■ Given problem: From the records, pick out and copy each line containing "Extract".
START
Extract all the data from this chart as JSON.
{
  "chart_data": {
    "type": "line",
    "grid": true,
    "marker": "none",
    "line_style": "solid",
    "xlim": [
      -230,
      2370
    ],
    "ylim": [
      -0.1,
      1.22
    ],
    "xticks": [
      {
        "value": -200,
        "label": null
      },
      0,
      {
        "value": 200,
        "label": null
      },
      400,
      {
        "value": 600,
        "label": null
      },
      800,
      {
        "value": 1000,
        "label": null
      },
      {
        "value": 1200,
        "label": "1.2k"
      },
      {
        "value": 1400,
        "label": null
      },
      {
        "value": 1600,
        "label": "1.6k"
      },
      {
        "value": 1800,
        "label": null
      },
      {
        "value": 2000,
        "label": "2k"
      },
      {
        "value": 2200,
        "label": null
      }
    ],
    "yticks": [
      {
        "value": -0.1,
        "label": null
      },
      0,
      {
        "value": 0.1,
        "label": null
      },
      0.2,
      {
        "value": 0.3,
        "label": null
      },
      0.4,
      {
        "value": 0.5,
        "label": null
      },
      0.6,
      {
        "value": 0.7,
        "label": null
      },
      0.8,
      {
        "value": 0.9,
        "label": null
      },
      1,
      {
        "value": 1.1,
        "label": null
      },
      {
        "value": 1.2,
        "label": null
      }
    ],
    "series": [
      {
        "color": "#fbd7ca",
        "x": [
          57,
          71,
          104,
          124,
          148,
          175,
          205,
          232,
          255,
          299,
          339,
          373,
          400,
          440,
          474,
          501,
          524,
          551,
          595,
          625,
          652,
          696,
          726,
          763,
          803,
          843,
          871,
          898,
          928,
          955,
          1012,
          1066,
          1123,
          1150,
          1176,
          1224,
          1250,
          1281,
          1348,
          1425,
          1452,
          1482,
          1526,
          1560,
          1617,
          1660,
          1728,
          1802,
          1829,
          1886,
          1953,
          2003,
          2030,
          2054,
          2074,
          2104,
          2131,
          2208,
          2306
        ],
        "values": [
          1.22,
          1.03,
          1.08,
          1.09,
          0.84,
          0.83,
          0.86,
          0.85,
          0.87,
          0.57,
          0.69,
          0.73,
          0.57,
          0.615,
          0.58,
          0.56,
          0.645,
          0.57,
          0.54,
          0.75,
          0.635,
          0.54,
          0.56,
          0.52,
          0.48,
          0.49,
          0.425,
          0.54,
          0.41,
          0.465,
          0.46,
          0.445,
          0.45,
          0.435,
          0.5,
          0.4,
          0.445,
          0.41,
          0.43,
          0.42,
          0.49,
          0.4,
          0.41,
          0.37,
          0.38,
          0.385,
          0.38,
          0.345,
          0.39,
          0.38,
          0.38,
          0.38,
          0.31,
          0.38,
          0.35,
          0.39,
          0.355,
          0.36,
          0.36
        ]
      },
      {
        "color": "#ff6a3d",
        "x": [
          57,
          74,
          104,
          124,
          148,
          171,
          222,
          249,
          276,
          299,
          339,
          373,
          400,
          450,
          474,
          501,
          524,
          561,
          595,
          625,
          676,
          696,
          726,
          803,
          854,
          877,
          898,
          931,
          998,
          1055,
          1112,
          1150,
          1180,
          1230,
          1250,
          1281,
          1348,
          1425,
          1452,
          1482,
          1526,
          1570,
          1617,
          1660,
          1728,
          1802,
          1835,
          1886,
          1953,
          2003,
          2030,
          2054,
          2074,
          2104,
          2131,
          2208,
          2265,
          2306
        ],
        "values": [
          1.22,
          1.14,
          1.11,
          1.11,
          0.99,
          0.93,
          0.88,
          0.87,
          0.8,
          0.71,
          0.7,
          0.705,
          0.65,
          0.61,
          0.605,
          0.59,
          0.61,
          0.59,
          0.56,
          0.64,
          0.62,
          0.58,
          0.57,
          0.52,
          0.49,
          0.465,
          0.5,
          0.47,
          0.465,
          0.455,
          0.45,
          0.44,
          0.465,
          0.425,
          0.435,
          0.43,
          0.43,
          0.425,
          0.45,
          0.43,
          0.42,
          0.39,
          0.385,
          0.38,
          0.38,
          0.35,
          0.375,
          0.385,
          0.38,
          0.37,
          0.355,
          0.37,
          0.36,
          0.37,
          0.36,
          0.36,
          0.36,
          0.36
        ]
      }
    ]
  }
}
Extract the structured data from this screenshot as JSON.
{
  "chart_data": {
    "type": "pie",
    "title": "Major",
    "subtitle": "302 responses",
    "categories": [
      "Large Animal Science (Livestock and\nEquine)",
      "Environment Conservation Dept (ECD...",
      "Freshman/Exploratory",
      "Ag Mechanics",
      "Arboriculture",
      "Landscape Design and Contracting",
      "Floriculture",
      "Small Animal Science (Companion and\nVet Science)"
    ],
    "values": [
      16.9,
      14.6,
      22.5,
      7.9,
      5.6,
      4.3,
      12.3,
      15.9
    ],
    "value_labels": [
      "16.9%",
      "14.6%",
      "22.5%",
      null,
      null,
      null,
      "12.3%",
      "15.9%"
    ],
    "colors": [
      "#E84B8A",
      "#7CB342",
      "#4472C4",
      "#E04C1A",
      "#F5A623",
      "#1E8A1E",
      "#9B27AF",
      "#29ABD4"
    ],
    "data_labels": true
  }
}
END
■ Exercise response:
Extract all the data from this chart as JSON.
Extract the structured data from this screenshot as JSON.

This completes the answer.